#### [Supplied entries]
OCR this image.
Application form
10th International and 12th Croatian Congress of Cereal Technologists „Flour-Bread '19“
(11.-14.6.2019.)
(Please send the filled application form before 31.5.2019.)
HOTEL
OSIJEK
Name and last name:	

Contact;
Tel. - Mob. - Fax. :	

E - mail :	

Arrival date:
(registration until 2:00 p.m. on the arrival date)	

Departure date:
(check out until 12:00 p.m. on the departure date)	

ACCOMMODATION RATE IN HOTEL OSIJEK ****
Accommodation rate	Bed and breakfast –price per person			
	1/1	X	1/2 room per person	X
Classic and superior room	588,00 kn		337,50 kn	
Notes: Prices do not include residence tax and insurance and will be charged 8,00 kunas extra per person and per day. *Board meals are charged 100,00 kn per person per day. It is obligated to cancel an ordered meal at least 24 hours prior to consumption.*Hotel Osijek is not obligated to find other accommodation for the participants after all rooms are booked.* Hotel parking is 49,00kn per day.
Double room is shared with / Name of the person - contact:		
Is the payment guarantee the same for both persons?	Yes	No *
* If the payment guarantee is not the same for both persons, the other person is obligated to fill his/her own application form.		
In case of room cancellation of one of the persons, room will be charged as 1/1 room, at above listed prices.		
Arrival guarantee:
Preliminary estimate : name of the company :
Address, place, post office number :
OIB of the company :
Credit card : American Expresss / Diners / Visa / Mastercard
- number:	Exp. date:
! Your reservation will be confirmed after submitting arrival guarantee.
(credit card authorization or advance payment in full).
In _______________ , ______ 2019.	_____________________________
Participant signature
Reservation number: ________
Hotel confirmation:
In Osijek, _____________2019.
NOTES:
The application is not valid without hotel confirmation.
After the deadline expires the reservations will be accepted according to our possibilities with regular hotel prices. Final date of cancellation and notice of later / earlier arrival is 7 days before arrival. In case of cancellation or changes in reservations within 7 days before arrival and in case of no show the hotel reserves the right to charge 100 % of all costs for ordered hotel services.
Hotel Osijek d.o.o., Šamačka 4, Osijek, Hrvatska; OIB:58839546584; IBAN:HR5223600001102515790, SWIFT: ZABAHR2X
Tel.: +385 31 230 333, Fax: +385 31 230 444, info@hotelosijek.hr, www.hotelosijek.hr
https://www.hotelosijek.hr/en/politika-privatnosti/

#### [Your goal]
Take the lines above and retype all of them exactly.

#### [Solution for this task]
OCR this image.
Application form
10th International and 12th Croatian Congress of Cereal Technologists „Flour-Bread '19“
(11.-14.6.2019.)
(Please send the filled application form before 31.5.2019.)
HOTEL
OSIJEK
Name and last name:	

Contact;
Tel. - Mob. - Fax. :	

E - mail :	

Arrival date:
(registration until 2:00 p.m. on the arrival date)	

Departure date:
(check out until 12:00 p.m. on the departure date)	

ACCOMMODATION RATE IN HOTEL OSIJEK ****
Accommodation rate	Bed and breakfast –price per person			
	1/1	X	1/2 room per person	X
Classic and superior room	588,00 kn		337,50 kn	
Notes: Prices do not include residence tax and insurance and will be charged 8,00 kunas extra per person and per day. *Board meals are charged 100,00 kn per person per day. It is obligated to cancel an ordered meal at least 24 hours prior to consumption.*Hotel Osijek is not obligated to find other accommodation for the participants after all rooms are booked.* Hotel parking is 49,00kn per day.
Double room is shared with / Name of the person - contact:		
Is the payment guarantee the same for both persons?	Yes	No *
* If the payment guarantee is not the same for both persons, the other person is obligated to fill his/her own application form.		
In case of room cancellation of one of the persons, room will be charged as 1/1 room, at above listed prices.		
Arrival guarantee:
Preliminary estimate : name of the company :
Address, place, post office number :
OIB of the company :
Credit card : American Expresss / Diners / Visa / Mastercard
- number:	Exp. date:
! Your reservation will be confirmed after submitting arrival guarantee.
(credit card authorization or advance payment in full).
In _______________ , ______ 2019.	_____________________________
Participant signature
Reservation number: ________
Hotel confirmation:
In Osijek, _____________2019.
NOTES:
The application is not valid without hotel confirmation.
After the deadline expires the reservations will be accepted according to our possibilities with regular hotel prices. Final date of cancellation and notice of later / earlier arrival is 7 days before arrival. In case of cancellation or changes in reservations within 7 days before arrival and in case of no show the hotel reserves the right to charge 100 % of all costs for ordered hotel services.
Hotel Osijek d.o.o., Šamačka 4, Osijek, Hrvatska; OIB:58839546584; IBAN:HR5223600001102515790, SWIFT: ZABAHR2X
Tel.: +385 31 230 333, Fax: +385 31 230 444, info@hotelosijek.hr, www.hotelosijek.hr
https://www.hotelosijek.hr/en/politika-privatnosti/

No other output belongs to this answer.